**Trecho fornecido**

· · · · · · ·

Caminhando contra o vento (por Marcos Magalhães)

Já passava do meio de dezembro quando Caetano Velloso e Maria Bethânia subiram ao palco na Allianz Arena, em São Paulo. Mas o que cantaram a seguir, meio século depois do sucesso inicial, ainda incendiou um estádio lotado.

“Caminhando contra o vento”, começou Caetano, “sem lenço e sem documento, no sol de quase dezembro, eu vou”!

As guitarras eram tão intensas como em 1967, quando soaram agressivas a ouvidos conservadores. Mas as palavras logo encontraram na plateia mais jovem a mesma acolhida entusiasmada daquele final dos anos 60, quando a ditadura mostrava a face.

Tanto que a plateia do estádio do Palmeiras respondeu ao final da canção com o já conhecido grito de “sem anistia, sem anistia”.

O mesmo grito, aliás, ouvido ao final de sessões de cinema em Brasília após a exibição do documentário Os sonhos de Pepe, sobre a trajetória do ex-guerrilheiro e depois produtor de flores e presidente do Uruguai, Pepe Mujica.

Assim como Caetano, Mujica tornou-se símbolo de uma nova resistência. Não contra ditaduras, uma vez que os dois países mantêm seus regimes constitucionais, mas contra as ameaças à democracia e, no caso do uruguaio, também à saúde do planeta.

· · · · · · ·

**Dados listados**
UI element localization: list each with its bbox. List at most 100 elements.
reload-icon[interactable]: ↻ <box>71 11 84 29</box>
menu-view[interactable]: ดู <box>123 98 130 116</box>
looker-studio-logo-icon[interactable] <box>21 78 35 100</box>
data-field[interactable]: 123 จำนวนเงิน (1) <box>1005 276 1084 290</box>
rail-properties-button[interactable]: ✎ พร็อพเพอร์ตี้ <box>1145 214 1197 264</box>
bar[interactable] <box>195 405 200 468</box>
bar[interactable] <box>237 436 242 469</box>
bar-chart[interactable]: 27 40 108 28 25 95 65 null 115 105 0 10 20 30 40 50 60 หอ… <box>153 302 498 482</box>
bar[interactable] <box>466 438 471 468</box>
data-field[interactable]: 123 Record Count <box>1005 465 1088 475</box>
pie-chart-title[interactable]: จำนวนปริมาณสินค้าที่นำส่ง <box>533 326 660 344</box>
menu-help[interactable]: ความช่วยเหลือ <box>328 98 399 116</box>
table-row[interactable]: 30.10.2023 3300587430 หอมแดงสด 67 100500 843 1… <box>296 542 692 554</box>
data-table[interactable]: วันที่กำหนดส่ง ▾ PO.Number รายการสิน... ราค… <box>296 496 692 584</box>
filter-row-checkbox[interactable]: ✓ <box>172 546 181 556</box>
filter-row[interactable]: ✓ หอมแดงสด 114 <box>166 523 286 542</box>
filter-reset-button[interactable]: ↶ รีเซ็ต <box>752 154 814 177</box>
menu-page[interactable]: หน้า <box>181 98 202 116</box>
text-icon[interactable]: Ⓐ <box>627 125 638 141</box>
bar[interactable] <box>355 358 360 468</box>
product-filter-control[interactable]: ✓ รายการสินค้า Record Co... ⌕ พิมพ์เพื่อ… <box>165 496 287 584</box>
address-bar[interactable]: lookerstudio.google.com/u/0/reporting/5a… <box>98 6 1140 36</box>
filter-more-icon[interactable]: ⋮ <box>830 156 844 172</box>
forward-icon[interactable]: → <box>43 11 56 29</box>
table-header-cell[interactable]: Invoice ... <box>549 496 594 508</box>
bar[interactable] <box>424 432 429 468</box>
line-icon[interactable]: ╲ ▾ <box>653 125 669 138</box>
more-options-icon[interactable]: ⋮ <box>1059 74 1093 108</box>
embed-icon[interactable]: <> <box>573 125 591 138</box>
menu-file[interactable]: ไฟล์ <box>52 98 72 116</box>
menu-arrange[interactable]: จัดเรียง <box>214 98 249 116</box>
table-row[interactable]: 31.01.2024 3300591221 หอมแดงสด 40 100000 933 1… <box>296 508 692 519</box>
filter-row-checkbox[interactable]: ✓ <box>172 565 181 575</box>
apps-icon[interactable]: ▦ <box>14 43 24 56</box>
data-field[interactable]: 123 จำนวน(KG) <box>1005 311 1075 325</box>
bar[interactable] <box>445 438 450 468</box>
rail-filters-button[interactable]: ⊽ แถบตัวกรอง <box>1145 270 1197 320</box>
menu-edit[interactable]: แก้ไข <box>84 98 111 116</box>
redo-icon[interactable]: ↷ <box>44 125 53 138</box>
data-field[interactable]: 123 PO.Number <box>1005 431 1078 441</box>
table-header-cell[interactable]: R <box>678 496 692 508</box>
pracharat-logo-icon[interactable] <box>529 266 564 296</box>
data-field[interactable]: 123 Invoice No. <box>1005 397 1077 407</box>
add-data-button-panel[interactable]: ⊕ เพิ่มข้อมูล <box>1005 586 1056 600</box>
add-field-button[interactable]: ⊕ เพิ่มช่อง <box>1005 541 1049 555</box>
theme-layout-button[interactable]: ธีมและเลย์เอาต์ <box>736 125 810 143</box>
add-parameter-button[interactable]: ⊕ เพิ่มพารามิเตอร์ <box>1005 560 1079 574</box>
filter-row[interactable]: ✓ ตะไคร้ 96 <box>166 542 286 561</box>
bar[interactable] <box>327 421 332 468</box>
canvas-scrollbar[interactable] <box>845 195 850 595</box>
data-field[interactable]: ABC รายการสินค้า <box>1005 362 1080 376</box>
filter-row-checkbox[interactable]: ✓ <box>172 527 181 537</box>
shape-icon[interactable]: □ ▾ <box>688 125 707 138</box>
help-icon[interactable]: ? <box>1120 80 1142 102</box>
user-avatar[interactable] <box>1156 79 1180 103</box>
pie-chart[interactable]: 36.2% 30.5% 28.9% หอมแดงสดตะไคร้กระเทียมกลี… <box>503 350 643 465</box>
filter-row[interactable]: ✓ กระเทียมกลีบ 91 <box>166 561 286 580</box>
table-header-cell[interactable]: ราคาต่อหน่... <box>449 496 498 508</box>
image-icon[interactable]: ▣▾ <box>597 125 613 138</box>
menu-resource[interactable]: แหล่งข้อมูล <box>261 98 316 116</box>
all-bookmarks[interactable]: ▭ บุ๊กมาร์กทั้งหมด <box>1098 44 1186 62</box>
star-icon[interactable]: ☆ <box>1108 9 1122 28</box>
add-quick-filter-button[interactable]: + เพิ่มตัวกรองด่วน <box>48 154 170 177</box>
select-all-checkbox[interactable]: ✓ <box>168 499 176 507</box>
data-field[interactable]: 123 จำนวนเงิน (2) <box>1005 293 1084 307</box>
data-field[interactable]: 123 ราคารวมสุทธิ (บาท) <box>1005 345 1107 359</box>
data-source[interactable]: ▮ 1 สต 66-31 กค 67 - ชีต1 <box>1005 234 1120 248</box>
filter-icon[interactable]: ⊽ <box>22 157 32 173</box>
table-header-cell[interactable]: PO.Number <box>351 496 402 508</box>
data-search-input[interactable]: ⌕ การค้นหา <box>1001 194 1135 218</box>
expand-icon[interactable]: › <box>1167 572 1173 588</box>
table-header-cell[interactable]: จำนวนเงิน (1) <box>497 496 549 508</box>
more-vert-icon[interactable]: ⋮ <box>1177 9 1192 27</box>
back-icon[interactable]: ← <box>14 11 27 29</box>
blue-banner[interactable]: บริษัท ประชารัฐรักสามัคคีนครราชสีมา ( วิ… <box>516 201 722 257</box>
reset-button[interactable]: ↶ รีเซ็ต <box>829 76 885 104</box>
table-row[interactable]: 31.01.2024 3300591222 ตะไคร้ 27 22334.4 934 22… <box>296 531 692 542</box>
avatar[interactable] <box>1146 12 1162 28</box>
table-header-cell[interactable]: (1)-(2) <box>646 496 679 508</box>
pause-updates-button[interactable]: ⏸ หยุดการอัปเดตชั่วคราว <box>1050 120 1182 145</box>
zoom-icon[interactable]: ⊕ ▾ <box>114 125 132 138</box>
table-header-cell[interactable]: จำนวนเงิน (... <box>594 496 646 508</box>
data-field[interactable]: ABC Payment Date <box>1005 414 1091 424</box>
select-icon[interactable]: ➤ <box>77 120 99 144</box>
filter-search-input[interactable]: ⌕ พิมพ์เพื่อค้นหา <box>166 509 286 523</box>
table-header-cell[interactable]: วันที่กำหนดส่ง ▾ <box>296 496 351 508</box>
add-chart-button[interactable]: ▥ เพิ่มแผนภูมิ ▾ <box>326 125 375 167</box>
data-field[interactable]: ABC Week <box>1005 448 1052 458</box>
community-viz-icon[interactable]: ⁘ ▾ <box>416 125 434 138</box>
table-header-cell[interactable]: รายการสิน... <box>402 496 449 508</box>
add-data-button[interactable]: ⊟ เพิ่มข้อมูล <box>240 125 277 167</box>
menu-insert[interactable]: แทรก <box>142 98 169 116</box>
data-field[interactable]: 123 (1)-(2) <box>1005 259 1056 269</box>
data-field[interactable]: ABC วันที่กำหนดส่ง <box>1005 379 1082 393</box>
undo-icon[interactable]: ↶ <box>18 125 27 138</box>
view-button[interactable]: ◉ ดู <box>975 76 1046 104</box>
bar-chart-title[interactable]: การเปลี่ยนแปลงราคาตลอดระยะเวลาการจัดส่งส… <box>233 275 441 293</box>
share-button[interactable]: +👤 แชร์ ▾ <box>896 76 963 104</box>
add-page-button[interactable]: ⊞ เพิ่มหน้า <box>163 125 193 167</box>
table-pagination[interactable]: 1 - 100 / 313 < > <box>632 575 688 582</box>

· · · · · · ·

**Problemas e tarefas**
A) No trecho sobre o show de Caetano e Bethânia, com que grito a plateia do estádio respondeu ao final da canção?
B) Prossiga com o trecho sobre o show de Caetano e Bethânia a partir da última frase apresentada.
Os dados acima provêm de uma fonte diferente da do trecho.

**Conjunto de respostas**
A) Com o grito de “sem anistia, sem anistia”.

B)
É como se os ecos de antigas lutas contra os regimes militares se unissem agora à resistência contra os defensores de regimes de extrema direita e contra os poderosos interesses econômicos que colocam em risco o clima e a vida na Terra.

As ameaças ao planeta são bem conhecidas. E podem tornar-se ainda mais perigosas depois da posse de Donald Trump na presidência dos Estados Unidos, em 20 de janeiro. Cético a respeito da mudança climática, ele promete estimular a velha indústria do petróleo.

Os riscos à saúde das democracias também se tornam cada vez mais evidentes. Em artigo publicado na segunda-feira no londrino Financial Times, Gideon Rachman, principal comentarista do jornal sobre assuntos internacionais, acionou o alarme.

O jornalista identificou duas tendências que ameaçam a governabilidade das democracias de países mais ricos.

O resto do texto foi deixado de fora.